**PROBLEM DESCRIPTION**
Repeat exactly each line of the data provided below.

**INFORMATION PROVIDED**

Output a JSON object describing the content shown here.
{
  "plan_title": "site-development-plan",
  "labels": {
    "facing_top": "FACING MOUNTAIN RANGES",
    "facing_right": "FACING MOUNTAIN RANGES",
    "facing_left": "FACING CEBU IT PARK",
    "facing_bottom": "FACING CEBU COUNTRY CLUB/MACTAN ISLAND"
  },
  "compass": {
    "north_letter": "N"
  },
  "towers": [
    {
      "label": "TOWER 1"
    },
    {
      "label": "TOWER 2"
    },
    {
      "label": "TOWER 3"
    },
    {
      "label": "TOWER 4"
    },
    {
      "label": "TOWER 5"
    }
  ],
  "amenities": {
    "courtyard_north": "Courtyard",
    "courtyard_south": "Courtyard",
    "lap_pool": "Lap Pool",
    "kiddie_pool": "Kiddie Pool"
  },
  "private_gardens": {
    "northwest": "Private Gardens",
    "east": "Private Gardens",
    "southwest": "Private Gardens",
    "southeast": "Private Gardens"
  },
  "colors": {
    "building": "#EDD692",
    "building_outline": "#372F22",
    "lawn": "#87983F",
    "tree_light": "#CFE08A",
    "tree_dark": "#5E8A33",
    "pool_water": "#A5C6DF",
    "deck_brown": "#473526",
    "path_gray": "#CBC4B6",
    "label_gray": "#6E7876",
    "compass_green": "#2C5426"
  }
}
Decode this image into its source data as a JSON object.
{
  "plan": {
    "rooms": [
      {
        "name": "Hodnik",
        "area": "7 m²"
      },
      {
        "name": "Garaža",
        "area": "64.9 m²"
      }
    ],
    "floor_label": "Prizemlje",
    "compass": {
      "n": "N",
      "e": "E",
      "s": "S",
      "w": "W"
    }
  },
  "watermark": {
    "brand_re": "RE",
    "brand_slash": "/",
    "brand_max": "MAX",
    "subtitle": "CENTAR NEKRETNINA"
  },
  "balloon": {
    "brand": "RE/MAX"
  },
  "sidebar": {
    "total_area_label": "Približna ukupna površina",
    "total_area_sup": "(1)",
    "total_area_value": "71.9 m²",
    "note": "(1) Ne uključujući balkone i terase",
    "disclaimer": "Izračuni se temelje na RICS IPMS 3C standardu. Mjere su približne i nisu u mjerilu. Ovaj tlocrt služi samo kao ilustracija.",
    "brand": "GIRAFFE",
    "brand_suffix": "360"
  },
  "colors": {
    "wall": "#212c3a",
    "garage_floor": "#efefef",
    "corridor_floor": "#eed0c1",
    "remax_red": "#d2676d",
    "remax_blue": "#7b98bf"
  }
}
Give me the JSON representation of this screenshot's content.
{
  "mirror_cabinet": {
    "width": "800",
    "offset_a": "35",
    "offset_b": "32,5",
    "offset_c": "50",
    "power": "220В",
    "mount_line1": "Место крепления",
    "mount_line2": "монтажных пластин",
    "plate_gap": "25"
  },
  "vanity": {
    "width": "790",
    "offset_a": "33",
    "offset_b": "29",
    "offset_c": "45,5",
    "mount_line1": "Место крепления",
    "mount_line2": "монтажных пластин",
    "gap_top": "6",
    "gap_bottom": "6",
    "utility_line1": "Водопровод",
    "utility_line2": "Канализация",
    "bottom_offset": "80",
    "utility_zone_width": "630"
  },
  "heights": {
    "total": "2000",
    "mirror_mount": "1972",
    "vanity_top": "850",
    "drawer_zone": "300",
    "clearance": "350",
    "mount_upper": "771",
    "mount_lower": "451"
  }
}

**PROBLEM SOLUTION**
Output a JSON object describing the content shown here.
{
  "plan_title": "site-development-plan",
  "labels": {
    "facing_top": "FACING MOUNTAIN RANGES",
    "facing_right": "FACING MOUNTAIN RANGES",
    "facing_left": "FACING CEBU IT PARK",
    "facing_bottom": "FACING CEBU COUNTRY CLUB/MACTAN ISLAND"
  },
  "compass": {
    "north_letter": "N"
  },
  "towers": [
    {
      "label": "TOWER 1"
    },
    {
      "label": "TOWER 2"
    },
    {
      "label": "TOWER 3"
    },
    {
      "label": "TOWER 4"
    },
    {
      "label": "TOWER 5"
    }
  ],
  "amenities": {
    "courtyard_north": "Courtyard",
    "courtyard_south": "Courtyard",
    "lap_pool": "Lap Pool",
    "kiddie_pool": "Kiddie Pool"
  },
  "private_gardens": {
    "northwest": "Private Gardens",
    "east": "Private Gardens",
    "southwest": "Private Gardens",
    "southeast": "Private Gardens"
  },
  "colors": {
    "building": "#EDD692",
    "building_outline": "#372F22",
    "lawn": "#87983F",
    "tree_light": "#CFE08A",
    "tree_dark": "#5E8A33",
    "pool_water": "#A5C6DF",
    "deck_brown": "#473526",
    "path_gray": "#CBC4B6",
    "label_gray": "#6E7876",
    "compass_green": "#2C5426"
  }
}
Decode this image into its source data as a JSON object.
{
  "plan": {
    "rooms": [
      {
        "name": "Hodnik",
        "area": "7 m²"
      },
      {
        "name": "Garaža",
        "area": "64.9 m²"
      }
    ],
    "floor_label": "Prizemlje",
    "compass": {
      "n": "N",
      "e": "E",
      "s": "S",
      "w": "W"
    }
  },
  "watermark": {
    "brand_re": "RE",
    "brand_slash": "/",
    "brand_max": "MAX",
    "subtitle": "CENTAR NEKRETNINA"
  },
  "balloon": {
    "brand": "RE/MAX"
  },
  "sidebar": {
    "total_area_label": "Približna ukupna površina",
    "total_area_sup": "(1)",
    "total_area_value": "71.9 m²",
    "note": "(1) Ne uključujući balkone i terase",
    "disclaimer": "Izračuni se temelje na RICS IPMS 3C standardu. Mjere su približne i nisu u mjerilu. Ovaj tlocrt služi samo kao ilustracija.",
    "brand": "GIRAFFE",
    "brand_suffix": "360"
  },
  "colors": {
    "wall": "#212c3a",
    "garage_floor": "#efefef",
    "corridor_floor": "#eed0c1",
    "remax_red": "#d2676d",
    "remax_blue": "#7b98bf"
  }
}
Give me the JSON representation of this screenshot's content.
{
  "mirror_cabinet": {
    "width": "800",
    "offset_a": "35",
    "offset_b": "32,5",
    "offset_c": "50",
    "power": "220В",
    "mount_line1": "Место крепления",
    "mount_line2": "монтажных пластин",
    "plate_gap": "25"
  },
  "vanity": {
    "width": "790",
    "offset_a": "33",
    "offset_b": "29",
    "offset_c": "45,5",
    "mount_line1": "Место крепления",
    "mount_line2": "монтажных пластин",
    "gap_top": "6",
    "gap_bottom": "6",
    "utility_line1": "Водопровод",
    "utility_line2": "Канализация",
    "bottom_offset": "80",
    "utility_zone_width": "630"
  },
  "heights": {
    "total": "2000",
    "mirror_mount": "1972",
    "vanity_top": "850",
    "drawer_zone": "300",
    "clearance": "350",
    "mount_upper": "771",
    "mount_lower": "451"
  }
}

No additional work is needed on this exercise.